PROBLEM REQUIREMENTS: From the listing below, return each line that includes "путем".

SUPPLIED DATA:
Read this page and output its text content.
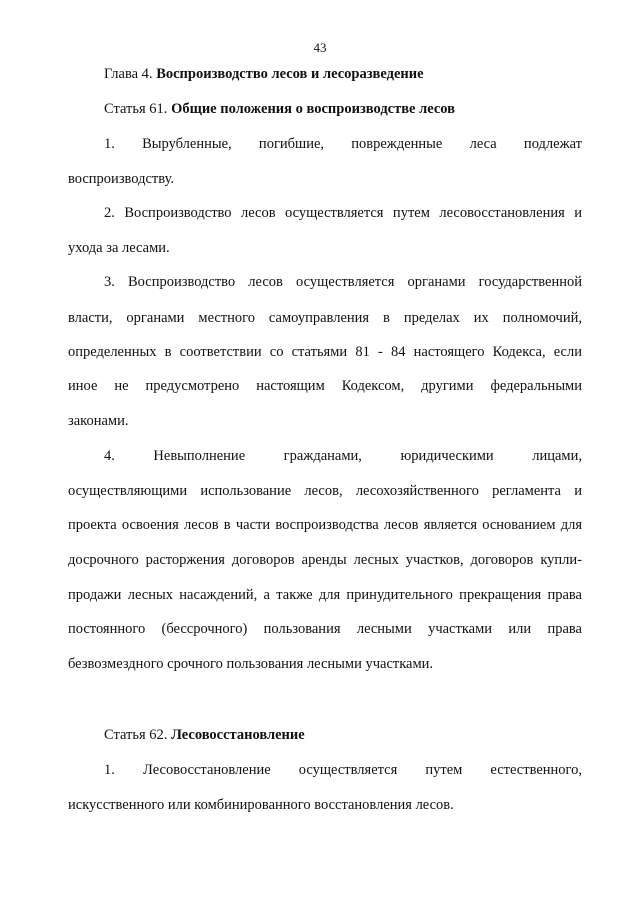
43
Глава 4. Воспроизводство лесов и лесоразведение
Статья 61. Общие положения о воспроизводстве лесов
1. Вырубленные, погибшие, поврежденные леса подлежат
воспроизводству.
2. Воспроизводство лесов осуществляется путем лесовосстановления и
ухода за лесами.
3. Воспроизводство лесов осуществляется органами государственной
власти, органами местного самоуправления в пределах их полномочий,
определенных в соответствии со статьями 81 - 84 настоящего Кодекса, если
иное не предусмотрено настоящим Кодексом, другими федеральными
законами.
4. Невыполнение гражданами, юридическими лицами,
осуществляющими использование лесов, лесохозяйственного регламента и
проекта освоения лесов в части воспроизводства лесов является основанием для
досрочного расторжения договоров аренды лесных участков, договоров купли-
продажи лесных насаждений, а также для принудительного прекращения права
постоянного (бессрочного) пользования лесными участками или права
безвозмездного срочного пользования лесными участками.
Статья 62. Лесовосстановление
1. Лесовосстановление осуществляется путем естественного,
искусственного или комбинированного восстановления лесов.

RESPONSE FOR THIS EXERCISE:
2. Воспроизводство лесов осуществляется путем лесовосстановления и
1. Лесовосстановление осуществляется путем естественного,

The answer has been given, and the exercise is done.